┏━━

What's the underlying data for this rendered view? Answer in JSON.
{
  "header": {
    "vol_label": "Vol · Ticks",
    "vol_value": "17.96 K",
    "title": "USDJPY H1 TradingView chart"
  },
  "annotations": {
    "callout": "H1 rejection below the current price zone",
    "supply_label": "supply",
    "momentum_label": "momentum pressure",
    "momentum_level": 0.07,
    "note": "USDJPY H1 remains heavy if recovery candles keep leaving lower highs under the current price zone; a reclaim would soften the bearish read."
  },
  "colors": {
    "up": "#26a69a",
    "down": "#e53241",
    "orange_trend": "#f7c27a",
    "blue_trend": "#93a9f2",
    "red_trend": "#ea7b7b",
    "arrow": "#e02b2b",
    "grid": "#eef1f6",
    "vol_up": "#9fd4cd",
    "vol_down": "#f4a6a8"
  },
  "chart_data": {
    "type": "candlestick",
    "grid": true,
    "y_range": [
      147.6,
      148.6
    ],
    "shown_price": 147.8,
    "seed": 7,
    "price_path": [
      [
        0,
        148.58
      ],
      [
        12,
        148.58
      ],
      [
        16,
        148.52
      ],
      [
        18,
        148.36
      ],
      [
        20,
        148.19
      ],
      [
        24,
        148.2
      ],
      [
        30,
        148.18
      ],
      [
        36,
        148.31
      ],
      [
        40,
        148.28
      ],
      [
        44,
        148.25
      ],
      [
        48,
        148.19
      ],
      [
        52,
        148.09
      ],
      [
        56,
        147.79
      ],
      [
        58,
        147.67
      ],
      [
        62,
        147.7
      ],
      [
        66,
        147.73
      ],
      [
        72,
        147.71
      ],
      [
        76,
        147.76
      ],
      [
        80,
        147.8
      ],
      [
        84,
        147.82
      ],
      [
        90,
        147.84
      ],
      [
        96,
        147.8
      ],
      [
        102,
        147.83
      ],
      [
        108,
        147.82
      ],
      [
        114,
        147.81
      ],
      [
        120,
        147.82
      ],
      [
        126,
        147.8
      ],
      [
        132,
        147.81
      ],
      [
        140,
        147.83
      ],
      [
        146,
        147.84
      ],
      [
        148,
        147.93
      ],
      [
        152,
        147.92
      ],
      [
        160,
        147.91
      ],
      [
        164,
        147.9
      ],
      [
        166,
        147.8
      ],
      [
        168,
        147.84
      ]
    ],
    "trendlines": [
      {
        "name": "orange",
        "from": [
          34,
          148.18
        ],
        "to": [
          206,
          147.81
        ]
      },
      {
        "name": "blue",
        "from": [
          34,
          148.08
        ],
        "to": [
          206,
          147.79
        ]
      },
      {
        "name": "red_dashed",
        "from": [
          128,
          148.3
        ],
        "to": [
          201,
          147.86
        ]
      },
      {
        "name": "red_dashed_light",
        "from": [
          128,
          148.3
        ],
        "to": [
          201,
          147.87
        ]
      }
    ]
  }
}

┗━━

Each record above should be repeated exactly as it appears.

**EXERCISE RESULT:**
What's the underlying data for this rendered view? Answer in JSON.
{
  "header": {
    "vol_label": "Vol · Ticks",
    "vol_value": "17.96 K",
    "title": "USDJPY H1 TradingView chart"
  },
  "annotations": {
    "callout": "H1 rejection below the current price zone",
    "supply_label": "supply",
    "momentum_label": "momentum pressure",
    "momentum_level": 0.07,
    "note": "USDJPY H1 remains heavy if recovery candles keep leaving lower highs under the current price zone; a reclaim would soften the bearish read."
  },
  "colors": {
    "up": "#26a69a",
    "down": "#e53241",
    "orange_trend": "#f7c27a",
    "blue_trend": "#93a9f2",
    "red_trend": "#ea7b7b",
    "arrow": "#e02b2b",
    "grid": "#eef1f6",
    "vol_up": "#9fd4cd",
    "vol_down": "#f4a6a8"
  },
  "chart_data": {
    "type": "candlestick",
    "grid": true,
    "y_range": [
      147.6,
      148.6
    ],
    "shown_price": 147.8,
    "seed": 7,
    "price_path": [
      [
        0,
        148.58
      ],
      [
        12,
        148.58
      ],
      [
        16,
        148.52
      ],
      [
        18,
        148.36
      ],
      [
        20,
        148.19
      ],
      [
        24,
        148.2
      ],
      [
        30,
        148.18
      ],
      [
        36,
        148.31
      ],
      [
        40,
        148.28
      ],
      [
        44,
        148.25
      ],
      [
        48,
        148.19
      ],
      [
        52,
        148.09
      ],
      [
        56,
        147.79
      ],
      [
        58,
        147.67
      ],
      [
        62,
        147.7
      ],
      [
        66,
        147.73
      ],
      [
        72,
        147.71
      ],
      [
        76,
        147.76
      ],
      [
        80,
        147.8
      ],
      [
        84,
        147.82
      ],
      [
        90,
        147.84
      ],
      [
        96,
        147.8
      ],
      [
        102,
        147.83
      ],
      [
        108,
        147.82
      ],
      [
        114,
        147.81
      ],
      [
        120,
        147.82
      ],
      [
        126,
        147.8
      ],
      [
        132,
        147.81
      ],
      [
        140,
        147.83
      ],
      [
        146,
        147.84
      ],
      [
        148,
        147.93
      ],
      [
        152,
        147.92
      ],
      [
        160,
        147.91
      ],
      [
        164,
        147.9
      ],
      [
        166,
        147.8
      ],
      [
        168,
        147.84
      ]
    ],
    "trendlines": [
      {
        "name": "orange",
        "from": [
          34,
          148.18
        ],
        "to": [
          206,
          147.81
        ]
      },
      {
        "name": "blue",
        "from": [
          34,
          148.08
        ],
        "to": [
          206,
          147.79
        ]
      },
      {
        "name": "red_dashed",
        "from": [
          128,
          148.3
        ],
        "to": [
          201,
          147.86
        ]
      },
      {
        "name": "red_dashed_light",
        "from": [
          128,
          148.3
        ],
        "to": [
          201,
          147.87
        ]
      }
    ]
  }
}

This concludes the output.